AIM OF THE EXERCISE — Report how many lines below contain the word "XVII", and give only that number.

EXERCISE DATA —
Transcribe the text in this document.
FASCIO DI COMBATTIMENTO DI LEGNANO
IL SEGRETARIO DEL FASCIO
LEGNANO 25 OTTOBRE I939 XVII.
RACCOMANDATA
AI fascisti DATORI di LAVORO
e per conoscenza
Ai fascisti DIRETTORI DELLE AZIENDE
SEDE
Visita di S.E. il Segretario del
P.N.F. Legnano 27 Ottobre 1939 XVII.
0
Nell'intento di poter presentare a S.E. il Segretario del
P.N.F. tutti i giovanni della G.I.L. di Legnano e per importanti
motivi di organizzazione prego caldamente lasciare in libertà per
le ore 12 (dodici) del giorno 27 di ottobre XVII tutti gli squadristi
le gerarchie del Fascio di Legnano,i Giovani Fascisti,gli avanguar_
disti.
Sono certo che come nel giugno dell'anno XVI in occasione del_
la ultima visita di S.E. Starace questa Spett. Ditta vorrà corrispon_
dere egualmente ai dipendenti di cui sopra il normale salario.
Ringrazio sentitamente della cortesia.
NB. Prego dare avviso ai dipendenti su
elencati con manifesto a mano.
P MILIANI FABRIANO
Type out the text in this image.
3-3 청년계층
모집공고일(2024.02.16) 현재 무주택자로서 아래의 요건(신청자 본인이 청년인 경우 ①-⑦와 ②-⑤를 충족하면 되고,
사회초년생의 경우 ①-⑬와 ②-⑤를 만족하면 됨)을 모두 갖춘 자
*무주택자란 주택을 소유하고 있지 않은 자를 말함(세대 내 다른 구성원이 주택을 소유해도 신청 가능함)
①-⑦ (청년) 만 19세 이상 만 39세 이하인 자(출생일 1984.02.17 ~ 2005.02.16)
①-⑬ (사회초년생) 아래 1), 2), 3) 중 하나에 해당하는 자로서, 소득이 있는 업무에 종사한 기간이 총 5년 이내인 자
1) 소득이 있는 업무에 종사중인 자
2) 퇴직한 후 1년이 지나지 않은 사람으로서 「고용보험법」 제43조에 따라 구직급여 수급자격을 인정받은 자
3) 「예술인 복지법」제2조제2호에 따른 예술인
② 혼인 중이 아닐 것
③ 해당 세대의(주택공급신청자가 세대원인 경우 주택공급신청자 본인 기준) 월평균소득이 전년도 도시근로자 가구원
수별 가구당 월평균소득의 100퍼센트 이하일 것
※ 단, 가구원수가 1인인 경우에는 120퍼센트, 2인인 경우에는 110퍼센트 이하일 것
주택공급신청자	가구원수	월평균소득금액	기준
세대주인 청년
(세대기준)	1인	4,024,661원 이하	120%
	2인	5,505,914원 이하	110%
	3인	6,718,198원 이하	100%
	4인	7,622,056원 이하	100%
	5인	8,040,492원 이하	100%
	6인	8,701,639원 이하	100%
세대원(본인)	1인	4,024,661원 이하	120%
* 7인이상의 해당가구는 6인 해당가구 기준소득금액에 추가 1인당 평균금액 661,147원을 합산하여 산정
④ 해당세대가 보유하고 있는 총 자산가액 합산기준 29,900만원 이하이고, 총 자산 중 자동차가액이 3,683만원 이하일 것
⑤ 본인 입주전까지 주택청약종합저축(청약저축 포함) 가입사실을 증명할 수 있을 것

ANSWER BELOW — 3